At first sight, the two works are disquietingly similar: around the middle of the 18th Century (not Stevenson's own 19th Century), an impoverished, inexperienced, but self-respecting teenage hero is set to sea by circumstance. Here he comes across a crew of thugs whom, supported by strong role-models, he valiantly defeats. Then follows a long voyage of wandering & discovery until he at last comes to spiritual & material independence under the wise & watchful eye of his mentors, portrayed throughout as very pillars of a romanticized British Empire.
But there the similarity does stop. *Kidnapped* is exclusively about Scotland & its entirely unforgettable inhabitants. Its sea voyage is a circumnavigation of Scotland, no more, no less. The perilous return to the home town takes place across hills & heather. Finally & most important, every character in the novel is as Scottish as its teenage hero - or indeed as RL Stevenson was himself.

# # # # # # #

### DIRECTIONS FOR THIS TASK
Answer these questions using the passage on *Kidnapped* above.
(a) Around what point in history are the two works set?
(b) What route does the sea voyage in *Kidnapped* follow?
(c) Across what terrain does the perilous return to the home town take place?

# # # # # # #

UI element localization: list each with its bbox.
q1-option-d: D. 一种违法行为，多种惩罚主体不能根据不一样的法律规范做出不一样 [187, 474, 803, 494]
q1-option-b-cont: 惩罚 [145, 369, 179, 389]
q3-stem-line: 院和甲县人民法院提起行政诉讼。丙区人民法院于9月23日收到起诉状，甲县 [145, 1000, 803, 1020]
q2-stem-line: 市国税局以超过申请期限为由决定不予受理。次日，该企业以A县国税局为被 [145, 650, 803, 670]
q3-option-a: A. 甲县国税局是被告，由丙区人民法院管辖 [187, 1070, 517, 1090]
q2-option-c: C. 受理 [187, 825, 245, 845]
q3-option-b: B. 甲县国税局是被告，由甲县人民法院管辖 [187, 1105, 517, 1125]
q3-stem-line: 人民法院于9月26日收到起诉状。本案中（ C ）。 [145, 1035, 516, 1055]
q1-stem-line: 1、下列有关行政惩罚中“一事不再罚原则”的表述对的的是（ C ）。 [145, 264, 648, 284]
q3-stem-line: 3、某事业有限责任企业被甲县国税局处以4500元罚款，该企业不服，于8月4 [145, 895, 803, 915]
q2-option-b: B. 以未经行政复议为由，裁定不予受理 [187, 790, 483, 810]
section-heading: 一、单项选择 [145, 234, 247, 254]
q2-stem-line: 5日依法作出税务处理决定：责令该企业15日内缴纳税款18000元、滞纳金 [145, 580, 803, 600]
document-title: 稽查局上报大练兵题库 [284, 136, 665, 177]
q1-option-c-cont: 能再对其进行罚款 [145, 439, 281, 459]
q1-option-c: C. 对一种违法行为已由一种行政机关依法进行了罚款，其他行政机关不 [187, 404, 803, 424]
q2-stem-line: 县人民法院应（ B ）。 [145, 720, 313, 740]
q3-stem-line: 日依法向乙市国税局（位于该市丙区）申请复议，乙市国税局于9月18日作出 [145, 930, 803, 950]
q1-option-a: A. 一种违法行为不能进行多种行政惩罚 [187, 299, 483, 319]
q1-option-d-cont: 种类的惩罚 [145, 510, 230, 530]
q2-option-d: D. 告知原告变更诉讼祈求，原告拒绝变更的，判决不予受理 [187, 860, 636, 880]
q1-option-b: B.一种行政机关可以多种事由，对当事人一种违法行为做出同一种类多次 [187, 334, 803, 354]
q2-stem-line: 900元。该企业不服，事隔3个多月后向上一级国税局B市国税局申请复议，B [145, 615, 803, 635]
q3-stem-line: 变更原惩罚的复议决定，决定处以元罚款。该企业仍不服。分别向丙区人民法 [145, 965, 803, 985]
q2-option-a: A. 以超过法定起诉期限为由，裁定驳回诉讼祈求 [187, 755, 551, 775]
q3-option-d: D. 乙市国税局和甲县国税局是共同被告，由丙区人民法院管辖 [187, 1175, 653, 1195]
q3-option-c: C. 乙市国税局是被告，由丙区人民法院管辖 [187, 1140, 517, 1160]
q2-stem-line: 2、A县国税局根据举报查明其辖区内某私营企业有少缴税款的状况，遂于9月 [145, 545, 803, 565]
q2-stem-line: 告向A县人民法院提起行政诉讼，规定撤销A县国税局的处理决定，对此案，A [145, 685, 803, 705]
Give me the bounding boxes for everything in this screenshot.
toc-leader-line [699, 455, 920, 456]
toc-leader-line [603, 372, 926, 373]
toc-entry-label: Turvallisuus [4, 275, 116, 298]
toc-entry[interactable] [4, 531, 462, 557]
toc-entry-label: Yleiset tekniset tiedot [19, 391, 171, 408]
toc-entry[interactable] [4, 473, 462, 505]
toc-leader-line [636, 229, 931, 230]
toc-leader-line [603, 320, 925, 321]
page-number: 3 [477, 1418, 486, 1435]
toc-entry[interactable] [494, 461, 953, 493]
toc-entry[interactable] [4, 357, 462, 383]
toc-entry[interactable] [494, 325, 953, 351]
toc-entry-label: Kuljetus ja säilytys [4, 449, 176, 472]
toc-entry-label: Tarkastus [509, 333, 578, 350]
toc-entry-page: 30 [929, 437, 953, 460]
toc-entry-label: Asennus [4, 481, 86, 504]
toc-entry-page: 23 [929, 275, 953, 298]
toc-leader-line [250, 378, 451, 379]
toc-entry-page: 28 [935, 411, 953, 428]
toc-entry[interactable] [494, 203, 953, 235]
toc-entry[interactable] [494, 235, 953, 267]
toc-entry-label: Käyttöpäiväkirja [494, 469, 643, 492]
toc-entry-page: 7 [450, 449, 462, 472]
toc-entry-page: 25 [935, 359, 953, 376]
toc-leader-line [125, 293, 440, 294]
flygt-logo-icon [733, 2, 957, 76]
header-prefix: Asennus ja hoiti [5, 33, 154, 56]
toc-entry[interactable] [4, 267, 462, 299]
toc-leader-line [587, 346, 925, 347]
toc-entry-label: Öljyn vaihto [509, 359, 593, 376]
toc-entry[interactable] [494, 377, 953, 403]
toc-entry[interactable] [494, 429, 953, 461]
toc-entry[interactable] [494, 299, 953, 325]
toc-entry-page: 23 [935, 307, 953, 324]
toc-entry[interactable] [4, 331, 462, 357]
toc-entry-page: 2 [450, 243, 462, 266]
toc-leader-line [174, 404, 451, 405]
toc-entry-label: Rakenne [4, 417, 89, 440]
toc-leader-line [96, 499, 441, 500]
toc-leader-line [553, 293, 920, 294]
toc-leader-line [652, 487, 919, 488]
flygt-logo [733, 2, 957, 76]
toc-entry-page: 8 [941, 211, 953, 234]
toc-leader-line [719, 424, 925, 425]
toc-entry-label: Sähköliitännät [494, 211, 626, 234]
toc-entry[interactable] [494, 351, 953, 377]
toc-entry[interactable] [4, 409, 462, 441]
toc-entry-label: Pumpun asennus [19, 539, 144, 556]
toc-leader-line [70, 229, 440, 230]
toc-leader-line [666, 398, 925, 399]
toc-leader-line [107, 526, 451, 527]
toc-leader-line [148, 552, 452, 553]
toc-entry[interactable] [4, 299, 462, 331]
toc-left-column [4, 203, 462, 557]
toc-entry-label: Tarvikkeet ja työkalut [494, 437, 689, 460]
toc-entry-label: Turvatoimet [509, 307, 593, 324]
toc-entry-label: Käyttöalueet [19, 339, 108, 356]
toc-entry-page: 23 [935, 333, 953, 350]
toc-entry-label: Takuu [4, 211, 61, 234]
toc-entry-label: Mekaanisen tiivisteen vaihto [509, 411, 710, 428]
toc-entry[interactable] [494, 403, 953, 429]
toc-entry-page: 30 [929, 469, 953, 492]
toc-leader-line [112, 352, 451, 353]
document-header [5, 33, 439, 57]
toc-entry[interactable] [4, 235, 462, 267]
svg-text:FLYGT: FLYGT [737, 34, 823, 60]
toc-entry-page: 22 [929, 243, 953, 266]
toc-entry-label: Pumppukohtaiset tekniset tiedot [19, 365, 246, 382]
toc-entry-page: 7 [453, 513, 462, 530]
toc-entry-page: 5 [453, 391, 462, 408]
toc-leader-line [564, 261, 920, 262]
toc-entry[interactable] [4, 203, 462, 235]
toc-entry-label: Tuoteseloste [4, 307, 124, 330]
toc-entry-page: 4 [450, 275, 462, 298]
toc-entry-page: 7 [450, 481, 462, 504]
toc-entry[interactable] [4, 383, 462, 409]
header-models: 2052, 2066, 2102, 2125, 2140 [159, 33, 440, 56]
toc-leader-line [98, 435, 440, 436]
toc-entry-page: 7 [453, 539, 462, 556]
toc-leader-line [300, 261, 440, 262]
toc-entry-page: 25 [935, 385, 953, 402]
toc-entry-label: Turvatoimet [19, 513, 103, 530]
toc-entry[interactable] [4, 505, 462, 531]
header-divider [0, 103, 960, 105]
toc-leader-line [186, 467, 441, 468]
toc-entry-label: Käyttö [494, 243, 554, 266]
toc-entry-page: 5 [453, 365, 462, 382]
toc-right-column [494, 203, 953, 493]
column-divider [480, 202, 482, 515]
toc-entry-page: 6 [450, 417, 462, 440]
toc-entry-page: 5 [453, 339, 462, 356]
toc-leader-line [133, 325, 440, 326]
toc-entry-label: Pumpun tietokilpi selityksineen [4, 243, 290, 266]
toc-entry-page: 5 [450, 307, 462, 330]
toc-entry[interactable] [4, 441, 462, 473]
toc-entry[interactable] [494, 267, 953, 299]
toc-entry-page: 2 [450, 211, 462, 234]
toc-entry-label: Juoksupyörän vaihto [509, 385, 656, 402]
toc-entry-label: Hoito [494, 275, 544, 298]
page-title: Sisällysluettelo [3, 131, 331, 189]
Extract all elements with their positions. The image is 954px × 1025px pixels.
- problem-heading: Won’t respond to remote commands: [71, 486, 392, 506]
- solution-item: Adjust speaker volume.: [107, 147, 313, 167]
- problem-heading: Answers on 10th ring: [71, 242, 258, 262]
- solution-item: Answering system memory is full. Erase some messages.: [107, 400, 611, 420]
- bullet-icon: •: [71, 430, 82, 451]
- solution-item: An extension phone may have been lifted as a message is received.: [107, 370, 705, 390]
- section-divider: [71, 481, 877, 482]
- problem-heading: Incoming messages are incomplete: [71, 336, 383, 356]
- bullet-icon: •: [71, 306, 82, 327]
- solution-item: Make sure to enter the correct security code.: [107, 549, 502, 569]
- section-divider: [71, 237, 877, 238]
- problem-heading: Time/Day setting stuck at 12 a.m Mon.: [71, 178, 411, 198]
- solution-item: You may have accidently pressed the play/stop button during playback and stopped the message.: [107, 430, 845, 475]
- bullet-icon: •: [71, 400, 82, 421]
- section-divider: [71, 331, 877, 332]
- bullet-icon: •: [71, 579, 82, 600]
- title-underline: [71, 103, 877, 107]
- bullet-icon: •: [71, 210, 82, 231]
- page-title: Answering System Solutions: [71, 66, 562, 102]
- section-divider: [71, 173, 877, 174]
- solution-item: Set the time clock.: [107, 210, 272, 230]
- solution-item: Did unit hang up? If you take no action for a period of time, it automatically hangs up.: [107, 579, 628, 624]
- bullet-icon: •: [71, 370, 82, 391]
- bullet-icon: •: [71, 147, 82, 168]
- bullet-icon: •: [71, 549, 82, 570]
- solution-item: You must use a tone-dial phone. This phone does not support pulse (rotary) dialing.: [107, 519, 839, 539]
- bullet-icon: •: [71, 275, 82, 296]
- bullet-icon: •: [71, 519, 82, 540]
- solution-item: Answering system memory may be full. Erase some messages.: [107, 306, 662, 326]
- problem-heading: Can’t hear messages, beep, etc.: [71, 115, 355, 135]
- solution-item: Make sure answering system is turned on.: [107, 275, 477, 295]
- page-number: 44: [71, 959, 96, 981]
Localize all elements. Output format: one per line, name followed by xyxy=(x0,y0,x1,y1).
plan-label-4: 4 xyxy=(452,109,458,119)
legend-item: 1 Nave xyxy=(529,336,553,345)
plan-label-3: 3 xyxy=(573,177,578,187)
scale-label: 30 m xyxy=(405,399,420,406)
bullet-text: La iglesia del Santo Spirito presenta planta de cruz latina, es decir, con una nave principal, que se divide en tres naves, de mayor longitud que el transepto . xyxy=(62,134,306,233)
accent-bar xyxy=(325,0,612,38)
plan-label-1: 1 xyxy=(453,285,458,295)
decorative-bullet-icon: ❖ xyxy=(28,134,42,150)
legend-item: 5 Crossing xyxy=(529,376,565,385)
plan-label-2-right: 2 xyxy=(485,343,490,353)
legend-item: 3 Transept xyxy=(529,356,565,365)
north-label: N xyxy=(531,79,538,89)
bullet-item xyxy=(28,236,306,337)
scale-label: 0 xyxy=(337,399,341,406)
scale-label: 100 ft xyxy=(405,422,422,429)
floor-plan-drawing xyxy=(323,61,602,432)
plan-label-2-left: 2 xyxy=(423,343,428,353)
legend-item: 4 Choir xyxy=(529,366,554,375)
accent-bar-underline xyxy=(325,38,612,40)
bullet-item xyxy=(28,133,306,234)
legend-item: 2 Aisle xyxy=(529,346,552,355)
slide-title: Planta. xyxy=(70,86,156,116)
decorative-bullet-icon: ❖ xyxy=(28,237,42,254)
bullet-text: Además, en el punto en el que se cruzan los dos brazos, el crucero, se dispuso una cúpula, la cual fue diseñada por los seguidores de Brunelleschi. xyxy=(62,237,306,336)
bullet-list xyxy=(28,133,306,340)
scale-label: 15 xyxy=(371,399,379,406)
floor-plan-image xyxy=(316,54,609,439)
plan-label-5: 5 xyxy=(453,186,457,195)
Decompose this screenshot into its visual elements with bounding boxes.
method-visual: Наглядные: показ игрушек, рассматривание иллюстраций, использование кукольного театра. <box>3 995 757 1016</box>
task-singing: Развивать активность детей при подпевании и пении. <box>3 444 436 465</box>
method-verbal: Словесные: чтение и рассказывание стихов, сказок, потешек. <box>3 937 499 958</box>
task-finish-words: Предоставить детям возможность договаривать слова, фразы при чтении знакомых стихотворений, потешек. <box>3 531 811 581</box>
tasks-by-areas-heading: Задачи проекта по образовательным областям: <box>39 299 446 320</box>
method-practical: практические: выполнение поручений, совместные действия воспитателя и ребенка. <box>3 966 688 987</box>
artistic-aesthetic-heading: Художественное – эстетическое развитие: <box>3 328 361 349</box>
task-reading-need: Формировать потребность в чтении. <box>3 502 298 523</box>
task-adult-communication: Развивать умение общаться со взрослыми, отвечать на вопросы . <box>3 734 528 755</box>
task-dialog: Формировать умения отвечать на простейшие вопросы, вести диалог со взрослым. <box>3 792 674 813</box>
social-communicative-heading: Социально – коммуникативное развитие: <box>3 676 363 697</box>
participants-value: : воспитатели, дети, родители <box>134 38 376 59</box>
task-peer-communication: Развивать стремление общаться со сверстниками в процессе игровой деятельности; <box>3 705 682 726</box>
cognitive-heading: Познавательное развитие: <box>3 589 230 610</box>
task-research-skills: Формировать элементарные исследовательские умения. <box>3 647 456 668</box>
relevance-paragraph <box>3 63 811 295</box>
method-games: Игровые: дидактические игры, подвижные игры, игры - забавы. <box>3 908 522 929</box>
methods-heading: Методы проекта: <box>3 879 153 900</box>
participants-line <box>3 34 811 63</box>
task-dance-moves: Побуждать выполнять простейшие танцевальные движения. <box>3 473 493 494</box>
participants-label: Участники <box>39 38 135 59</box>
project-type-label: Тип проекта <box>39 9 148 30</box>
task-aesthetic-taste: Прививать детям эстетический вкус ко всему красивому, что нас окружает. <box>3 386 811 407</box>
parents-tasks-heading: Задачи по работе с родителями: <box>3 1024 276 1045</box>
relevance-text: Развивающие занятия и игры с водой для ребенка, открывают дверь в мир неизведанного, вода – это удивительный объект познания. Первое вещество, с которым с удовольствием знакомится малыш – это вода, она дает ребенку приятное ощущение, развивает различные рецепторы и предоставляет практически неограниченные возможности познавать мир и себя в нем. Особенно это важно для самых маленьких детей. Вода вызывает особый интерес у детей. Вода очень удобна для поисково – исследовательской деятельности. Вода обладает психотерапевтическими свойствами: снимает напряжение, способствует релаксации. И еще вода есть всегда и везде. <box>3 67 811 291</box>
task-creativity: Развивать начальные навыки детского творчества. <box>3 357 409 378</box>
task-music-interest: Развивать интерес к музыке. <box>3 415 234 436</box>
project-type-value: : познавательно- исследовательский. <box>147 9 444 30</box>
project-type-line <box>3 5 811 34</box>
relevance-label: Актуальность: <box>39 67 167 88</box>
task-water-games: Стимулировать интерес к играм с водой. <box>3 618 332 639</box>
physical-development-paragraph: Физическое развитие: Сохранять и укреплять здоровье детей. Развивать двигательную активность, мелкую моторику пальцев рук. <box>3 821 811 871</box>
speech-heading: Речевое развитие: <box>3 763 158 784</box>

# # # # # # #

### CORRECT OUTPUT
(a) Around the middle of the 18th century.
(b) It is a circumnavigation of Scotland.
(c) Across hills and heather.